Only the pictures are to be left out; set down the rest of the records exactly.

* Source data *
++++++++++
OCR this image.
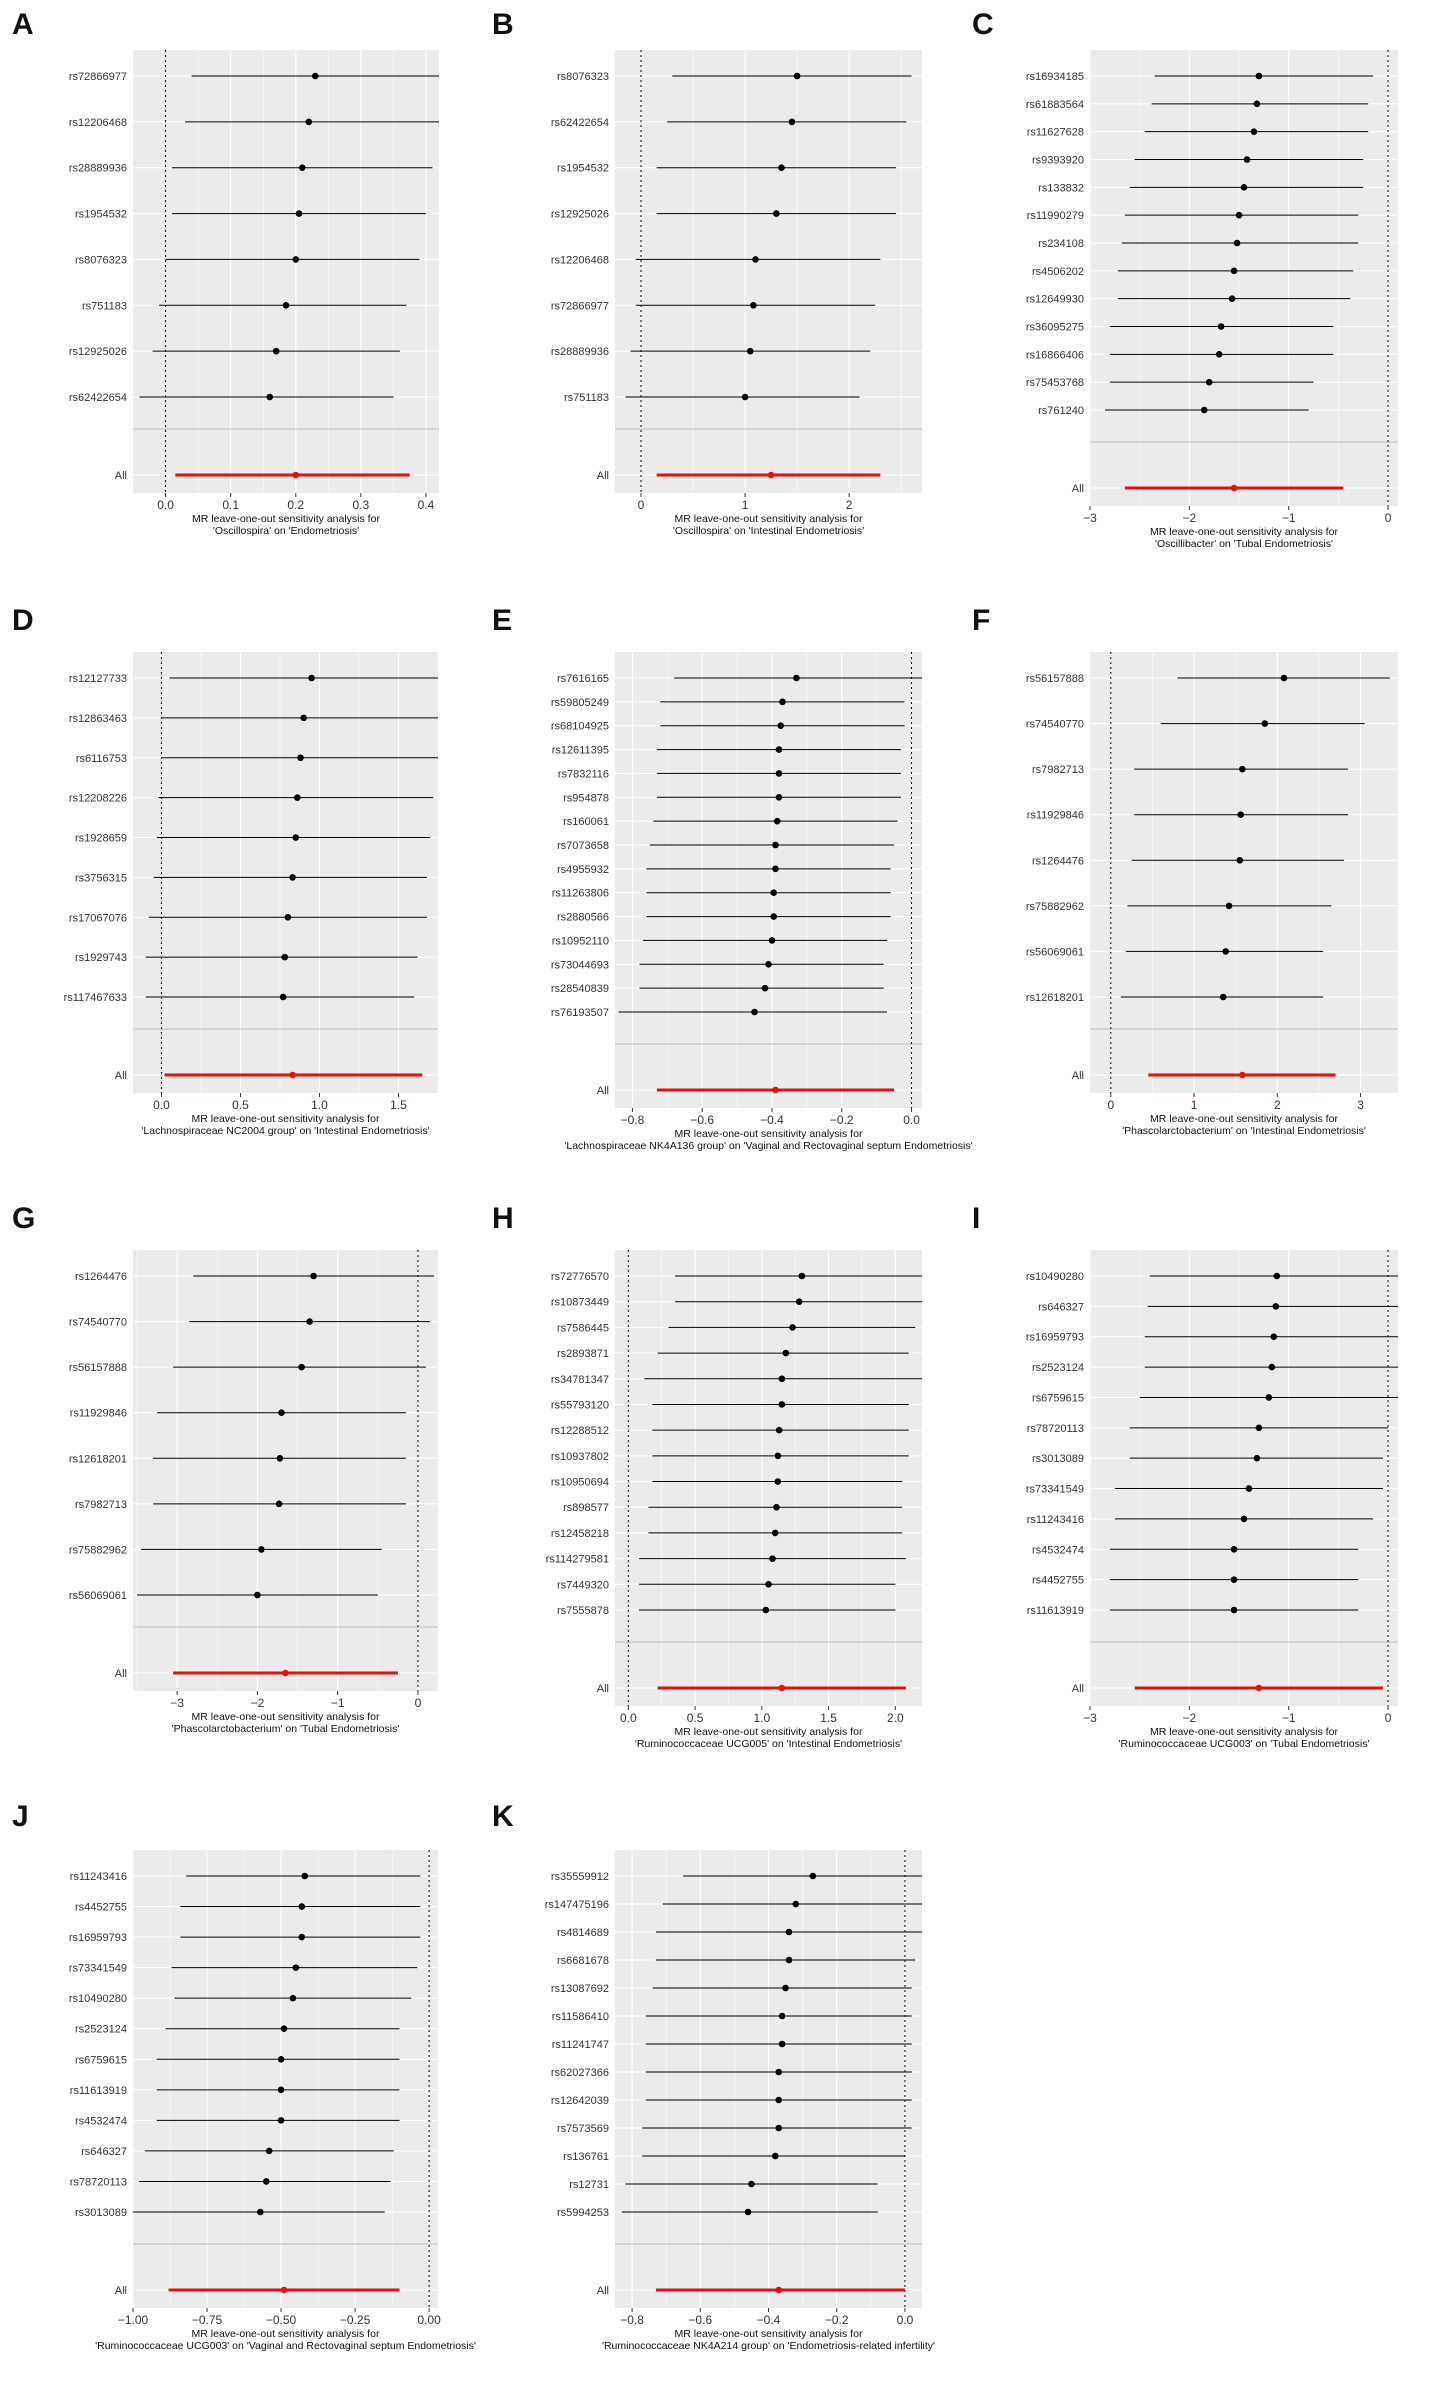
A
rs72866977
rs12206468
rs28889936
rs1954532
rs8076323
rs751183
rs12925026
rs62422654
All
0.0	0.1	0.2	0.3	0.4
MR leave-one-out sensitivity analysis for
'Oscillospira' on 'Endometriosis'
B
rs8076323
rs62422654
rs1954532
rs12925026
rs12206468
rs72866977
rs28889936
rs751183
All
0	1	2
MR leave-one-out sensitivity analysis for
'Oscillospira' on 'Intestinal Endometriosis'
C
rs16934185
rs61883564
rs11627628
rs9393920
rs133832
rs11990279
rs234108
rs4506202
rs12649930
rs36095275
rs16866406
rs75453768
rs761240
All
−3	−2	−1	0
MR leave-one-out sensitivity analysis for
'Oscillibacter' on 'Tubal Endometriosis'
D
rs12127733
rs12863463
rs6116753
rs12208226
rs1928659
rs3756315
rs17067076
rs1929743
rs117467633
All
0.0	0.5	1.0	1.5
MR leave-one-out sensitivity analysis for
'Lachnospiraceae NC2004 group' on 'Intestinal Endometriosis'
E
rs7616165
rs59805249
rs68104925
rs12611395
rs7832116
rs954878
rs160061
rs7073658
rs4955932
rs11263806
rs2880566
rs10952110
rs73044693
rs28540839
rs76193507
All
−0.8	−0.6	−0.4	−0.2	0.0
MR leave-one-out sensitivity analysis for
'Lachnospiraceae NK4A136 group' on 'Vaginal and Rectovaginal septum Endometriosis'
F
rs56157888
rs74540770
rs7982713
rs11929846
rs1264476
rs75882962
rs56069061
rs12618201
All
0	1	2	3
MR leave-one-out sensitivity analysis for
'Phascolarctobacterium' on 'Intestinal Endometriosis'
G
rs1264476
rs74540770
rs56157888
rs11929846
rs12618201
rs7982713
rs75882962
rs56069061
All
−3	−2	−1	0
MR leave-one-out sensitivity analysis for
'Phascolarctobacterium' on 'Tubal Endometriosis'
H
rs72776570
rs10873449
rs7586445
rs2893871
rs34781347
rs55793120
rs12288512
rs10937802
rs10950694
rs898577
rs12458218
rs114279581
rs7449320
rs7555878
All
0.0	0.5	1.0	1.5	2.0
MR leave-one-out sensitivity analysis for
'Ruminococcaceae UCG005' on 'Intestinal Endometriosis'
I
rs10490280
rs646327
rs16959793
rs2523124
rs6759615
rs78720113
rs3013089
rs73341549
rs11243416
rs4532474
rs4452755
rs11613919
All
−3	−2	−1	0
MR leave-one-out sensitivity analysis for
'Ruminococcaceae UCG003' on 'Tubal Endometriosis'
J
rs11243416
rs4452755
rs16959793
rs73341549
rs10490280
rs2523124
rs6759615
rs11613919
rs4532474
rs646327
rs78720113
rs3013089
All
−1.00	−0.75	−0.50	−0.25	0.00
MR leave-one-out sensitivity analysis for
'Ruminococcaceae UCG003' on 'Vaginal and Rectovaginal septum Endometriosis'
K
rs35559912
rs147475196
rs4814689
rs6681678
rs13087692
rs11586410
rs11241747
rs62027366
rs12642039
rs7573569
rs136761
rs12731
rs5994253
All
−0.8	−0.6	−0.4	−0.2	0.0
MR leave-one-out sensitivity analysis for
'Ruminococcaceae NK4A214 group' on 'Endometriosis-related infertility'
++++++++++
* EXERCISE RESULT *
OCR this image.
A
rs72866977
rs12206468
rs28889936
rs1954532
rs8076323
rs751183
rs12925026
rs62422654
All
0.0	0.1	0.2	0.3	0.4
MR leave-one-out sensitivity analysis for
'Oscillospira' on 'Endometriosis'
B
rs8076323
rs62422654
rs1954532
rs12925026
rs12206468
rs72866977
rs28889936
rs751183
All
0	1	2
MR leave-one-out sensitivity analysis for
'Oscillospira' on 'Intestinal Endometriosis'
C
rs16934185
rs61883564
rs11627628
rs9393920
rs133832
rs11990279
rs234108
rs4506202
rs12649930
rs36095275
rs16866406
rs75453768
rs761240
All
−3	−2	−1	0
MR leave-one-out sensitivity analysis for
'Oscillibacter' on 'Tubal Endometriosis'
D
rs12127733
rs12863463
rs6116753
rs12208226
rs1928659
rs3756315
rs17067076
rs1929743
rs117467633
All
0.0	0.5	1.0	1.5
MR leave-one-out sensitivity analysis for
'Lachnospiraceae NC2004 group' on 'Intestinal Endometriosis'
E
rs7616165
rs59805249
rs68104925
rs12611395
rs7832116
rs954878
rs160061
rs7073658
rs4955932
rs11263806
rs2880566
rs10952110
rs73044693
rs28540839
rs76193507
All
−0.8	−0.6	−0.4	−0.2	0.0
MR leave-one-out sensitivity analysis for
'Lachnospiraceae NK4A136 group' on 'Vaginal and Rectovaginal septum Endometriosis'
F
rs56157888
rs74540770
rs7982713
rs11929846
rs1264476
rs75882962
rs56069061
rs12618201
All
0	1	2	3
MR leave-one-out sensitivity analysis for
'Phascolarctobacterium' on 'Intestinal Endometriosis'
G
rs1264476
rs74540770
rs56157888
rs11929846
rs12618201
rs7982713
rs75882962
rs56069061
All
−3	−2	−1	0
MR leave-one-out sensitivity analysis for
'Phascolarctobacterium' on 'Tubal Endometriosis'
H
rs72776570
rs10873449
rs7586445
rs2893871
rs34781347
rs55793120
rs12288512
rs10937802
rs10950694
rs898577
rs12458218
rs114279581
rs7449320
rs7555878
All
0.0	0.5	1.0	1.5	2.0
MR leave-one-out sensitivity analysis for
'Ruminococcaceae UCG005' on 'Intestinal Endometriosis'
I
rs10490280
rs646327
rs16959793
rs2523124
rs6759615
rs78720113
rs3013089
rs73341549
rs11243416
rs4532474
rs4452755
rs11613919
All
−3	−2	−1	0
MR leave-one-out sensitivity analysis for
'Ruminococcaceae UCG003' on 'Tubal Endometriosis'
J
rs11243416
rs4452755
rs16959793
rs73341549
rs10490280
rs2523124
rs6759615
rs11613919
rs4532474
rs646327
rs78720113
rs3013089
All
−1.00	−0.75	−0.50	−0.25	0.00
MR leave-one-out sensitivity analysis for
'Ruminococcaceae UCG003' on 'Vaginal and Rectovaginal septum Endometriosis'
K
rs35559912
rs147475196
rs4814689
rs6681678
rs13087692
rs11586410
rs11241747
rs62027366
rs12642039
rs7573569
rs136761
rs12731
rs5994253
All
−0.8	−0.6	−0.4	−0.2	0.0
MR leave-one-out sensitivity analysis for
'Ruminococcaceae NK4A214 group' on 'Endometriosis-related infertility'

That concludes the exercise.